(Saved entries)
========
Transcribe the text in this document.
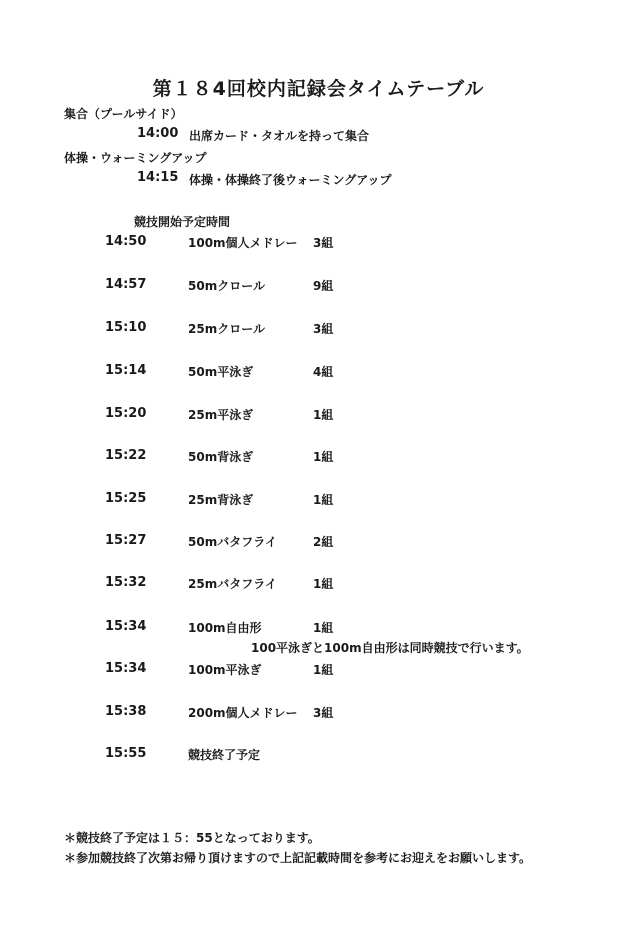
第１８4回校内記録会タイムテーブル
集合（プールサイド）
14:00 出席カード・タオルを持って集合
体操・ウォーミングアップ
14:15 体操・体操終了後ウォーミングアップ
競技開始予定時間
14:50	100m個人メドレー 3組
14:57	50mクロール	9組
15:10	25mクロール	3組
15:14	50m平泳ぎ	4組
15:20	25m平泳ぎ	1組
15:22	50m背泳ぎ	1組
15:25	25m背泳ぎ	1組
15:27	50mバタフライ	2組
15:32	25mバタフライ	1組
15:34	100m自由形	1組
100平泳ぎと100m自由形は同時競技で行います。
15:34	100m平泳ぎ	1組
15:38	200m個人メドレー 3組
15:55	競技終了予定
＊競技終了予定は１５：55となっております。
＊参加競技終了次第お帰り頂けますので上記記載時間を参考にお迎えをお願いします。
========
• _To be done_:
Make an exact copy of the whole listing, but don't bring over any pictures.

• _Result for this exercise_:
Transcribe the text in this document.
第１８4回校内記録会タイムテーブル
集合（プールサイド）
14:00 出席カード・タオルを持って集合
体操・ウォーミングアップ
14:15 体操・体操終了後ウォーミングアップ
競技開始予定時間
14:50	100m個人メドレー 3組
14:57	50mクロール	9組
15:10	25mクロール	3組
15:14	50m平泳ぎ	4組
15:20	25m平泳ぎ	1組
15:22	50m背泳ぎ	1組
15:25	25m背泳ぎ	1組
15:27	50mバタフライ	2組
15:32	25mバタフライ	1組
15:34	100m自由形	1組
100平泳ぎと100m自由形は同時競技で行います。
15:34	100m平泳ぎ	1組
15:38	200m個人メドレー 3組
15:55	競技終了予定
＊競技終了予定は１５：55となっております。
＊参加競技終了次第お帰り頂けますので上記記載時間を参考にお迎えをお願いします。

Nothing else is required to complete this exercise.